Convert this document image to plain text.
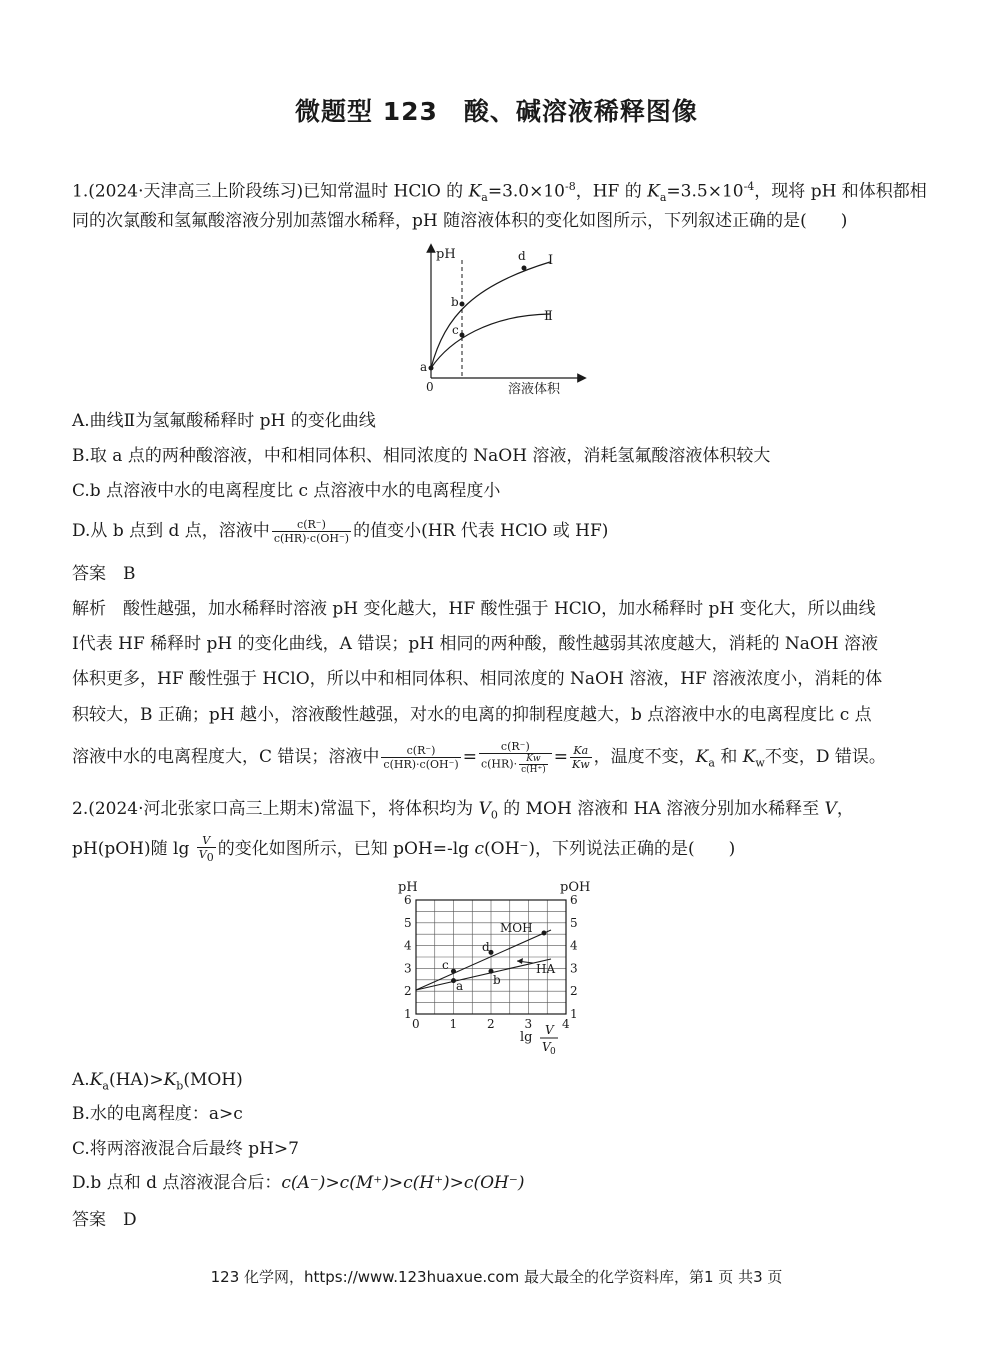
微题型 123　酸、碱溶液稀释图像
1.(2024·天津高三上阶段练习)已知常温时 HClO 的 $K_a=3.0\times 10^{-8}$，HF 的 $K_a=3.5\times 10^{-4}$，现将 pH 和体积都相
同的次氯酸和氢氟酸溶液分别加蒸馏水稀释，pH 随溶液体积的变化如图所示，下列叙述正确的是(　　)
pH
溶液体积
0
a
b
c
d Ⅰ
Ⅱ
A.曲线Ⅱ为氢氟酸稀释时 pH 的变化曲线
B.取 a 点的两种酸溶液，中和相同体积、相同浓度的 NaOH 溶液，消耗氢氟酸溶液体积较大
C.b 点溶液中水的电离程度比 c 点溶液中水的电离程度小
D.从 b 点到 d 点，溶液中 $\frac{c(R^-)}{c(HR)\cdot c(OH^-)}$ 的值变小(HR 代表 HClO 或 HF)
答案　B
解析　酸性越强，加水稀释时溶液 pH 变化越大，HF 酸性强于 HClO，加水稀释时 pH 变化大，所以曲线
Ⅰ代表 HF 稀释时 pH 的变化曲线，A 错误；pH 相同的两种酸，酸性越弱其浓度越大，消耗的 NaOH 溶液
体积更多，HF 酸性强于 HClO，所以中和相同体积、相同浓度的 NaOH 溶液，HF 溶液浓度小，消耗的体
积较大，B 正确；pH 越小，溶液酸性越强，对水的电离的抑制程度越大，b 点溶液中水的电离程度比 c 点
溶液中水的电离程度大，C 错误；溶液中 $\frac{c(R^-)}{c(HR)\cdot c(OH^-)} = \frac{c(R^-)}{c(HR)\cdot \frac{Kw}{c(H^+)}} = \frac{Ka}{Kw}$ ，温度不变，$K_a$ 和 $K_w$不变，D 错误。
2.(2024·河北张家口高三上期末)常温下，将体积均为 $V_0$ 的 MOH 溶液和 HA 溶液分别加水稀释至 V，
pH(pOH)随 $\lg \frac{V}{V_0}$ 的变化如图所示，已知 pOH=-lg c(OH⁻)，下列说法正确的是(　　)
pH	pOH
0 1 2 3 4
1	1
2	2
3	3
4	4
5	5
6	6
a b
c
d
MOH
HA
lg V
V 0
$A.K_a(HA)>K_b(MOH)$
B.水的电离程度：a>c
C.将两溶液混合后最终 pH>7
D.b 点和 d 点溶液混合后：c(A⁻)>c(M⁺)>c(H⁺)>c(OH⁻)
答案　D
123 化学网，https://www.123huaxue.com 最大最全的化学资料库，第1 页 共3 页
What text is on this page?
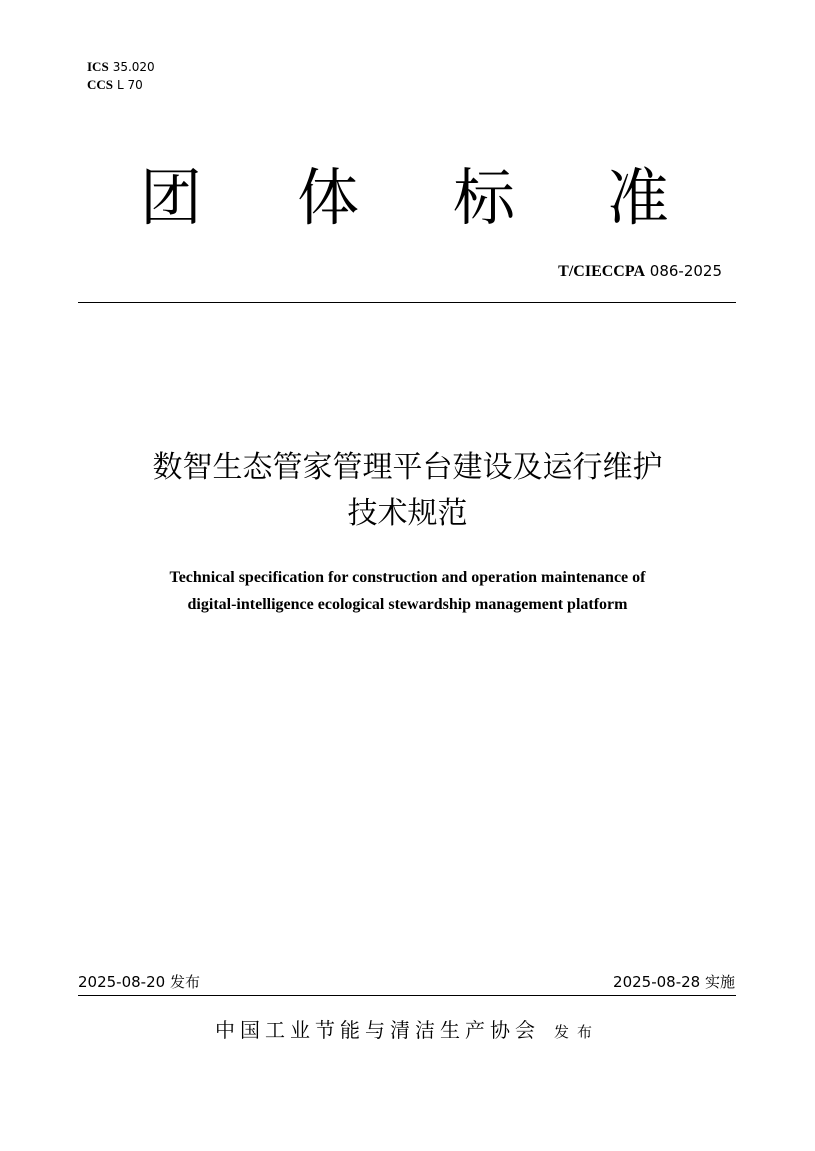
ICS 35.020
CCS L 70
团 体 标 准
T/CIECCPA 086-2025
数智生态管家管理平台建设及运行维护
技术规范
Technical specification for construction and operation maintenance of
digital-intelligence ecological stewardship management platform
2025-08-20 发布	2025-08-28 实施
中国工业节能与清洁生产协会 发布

******************************

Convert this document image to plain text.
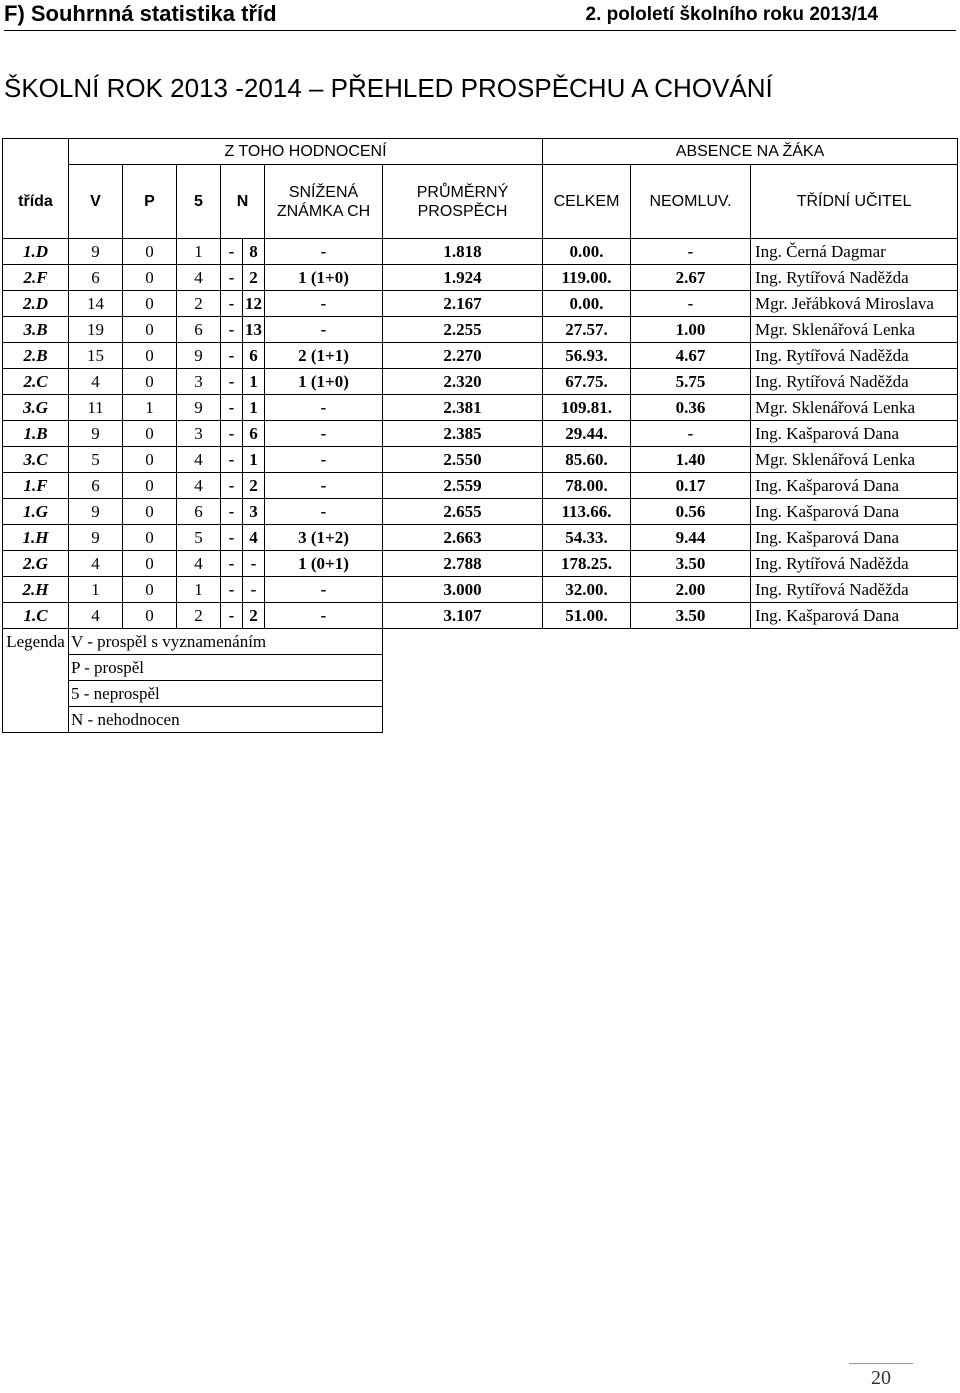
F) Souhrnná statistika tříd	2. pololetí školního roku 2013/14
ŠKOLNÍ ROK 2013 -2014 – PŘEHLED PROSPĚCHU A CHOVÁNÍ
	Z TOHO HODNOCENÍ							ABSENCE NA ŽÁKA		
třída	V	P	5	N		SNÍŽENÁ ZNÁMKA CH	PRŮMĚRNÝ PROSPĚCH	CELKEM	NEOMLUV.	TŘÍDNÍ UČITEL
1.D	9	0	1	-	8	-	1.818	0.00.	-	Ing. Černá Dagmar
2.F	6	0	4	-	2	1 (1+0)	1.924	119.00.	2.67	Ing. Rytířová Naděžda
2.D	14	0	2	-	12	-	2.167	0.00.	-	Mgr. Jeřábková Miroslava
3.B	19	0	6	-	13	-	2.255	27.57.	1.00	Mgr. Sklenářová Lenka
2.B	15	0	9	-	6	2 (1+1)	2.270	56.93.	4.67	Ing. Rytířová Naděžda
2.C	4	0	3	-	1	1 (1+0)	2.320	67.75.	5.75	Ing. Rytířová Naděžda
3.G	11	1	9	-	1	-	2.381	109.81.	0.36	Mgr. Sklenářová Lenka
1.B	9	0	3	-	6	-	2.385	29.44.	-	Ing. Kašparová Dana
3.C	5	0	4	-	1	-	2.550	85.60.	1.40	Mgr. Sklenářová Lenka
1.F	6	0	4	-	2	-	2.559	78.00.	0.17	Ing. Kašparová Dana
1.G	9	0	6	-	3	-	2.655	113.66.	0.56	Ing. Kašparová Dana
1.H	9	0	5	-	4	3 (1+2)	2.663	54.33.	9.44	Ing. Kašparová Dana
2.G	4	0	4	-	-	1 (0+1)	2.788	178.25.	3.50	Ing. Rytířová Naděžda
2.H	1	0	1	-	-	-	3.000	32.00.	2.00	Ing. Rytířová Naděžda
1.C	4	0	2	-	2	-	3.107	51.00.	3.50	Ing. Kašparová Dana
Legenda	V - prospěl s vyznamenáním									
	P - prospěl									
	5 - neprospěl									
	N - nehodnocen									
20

******************************

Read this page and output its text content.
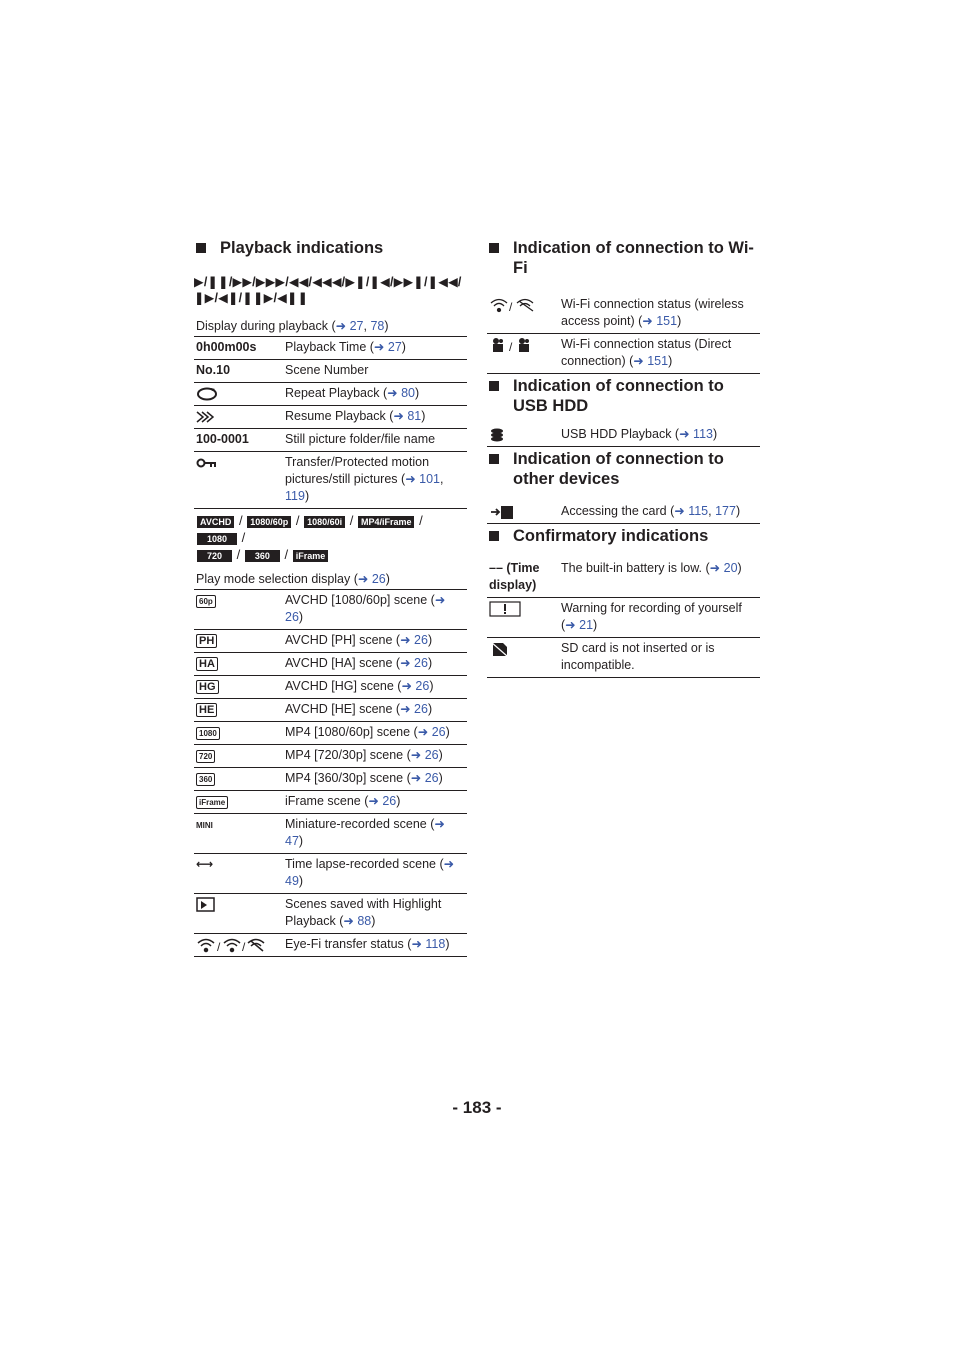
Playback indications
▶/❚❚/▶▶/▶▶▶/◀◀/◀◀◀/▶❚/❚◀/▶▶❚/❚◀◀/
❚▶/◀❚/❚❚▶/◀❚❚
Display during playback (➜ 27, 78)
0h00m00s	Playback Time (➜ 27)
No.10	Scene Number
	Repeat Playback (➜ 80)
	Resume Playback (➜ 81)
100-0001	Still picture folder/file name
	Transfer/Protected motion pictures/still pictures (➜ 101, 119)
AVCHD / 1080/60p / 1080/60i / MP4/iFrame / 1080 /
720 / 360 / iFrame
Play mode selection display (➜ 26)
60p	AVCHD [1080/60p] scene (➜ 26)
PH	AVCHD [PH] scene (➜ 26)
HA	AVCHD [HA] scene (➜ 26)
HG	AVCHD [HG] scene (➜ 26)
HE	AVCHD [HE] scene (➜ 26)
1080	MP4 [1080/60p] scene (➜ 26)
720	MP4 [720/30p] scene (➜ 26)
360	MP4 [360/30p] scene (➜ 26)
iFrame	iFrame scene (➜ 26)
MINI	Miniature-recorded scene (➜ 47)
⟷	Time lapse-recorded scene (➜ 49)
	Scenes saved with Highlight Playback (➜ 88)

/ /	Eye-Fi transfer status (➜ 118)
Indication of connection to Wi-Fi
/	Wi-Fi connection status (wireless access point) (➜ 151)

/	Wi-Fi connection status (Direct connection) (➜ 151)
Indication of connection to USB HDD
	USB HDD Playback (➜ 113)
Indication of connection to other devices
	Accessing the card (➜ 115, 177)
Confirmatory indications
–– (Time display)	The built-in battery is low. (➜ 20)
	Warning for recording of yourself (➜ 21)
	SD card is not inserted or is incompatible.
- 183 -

******************************

Set problem
From the listing above, copy out each line where the word "status" appears.

Solution to this task
/ /	Eye-Fi transfer status (➜ 118)
/	Wi-Fi connection status (wireless access point) (➜ 151)
/	Wi-Fi connection status (Direct connection) (➜ 151)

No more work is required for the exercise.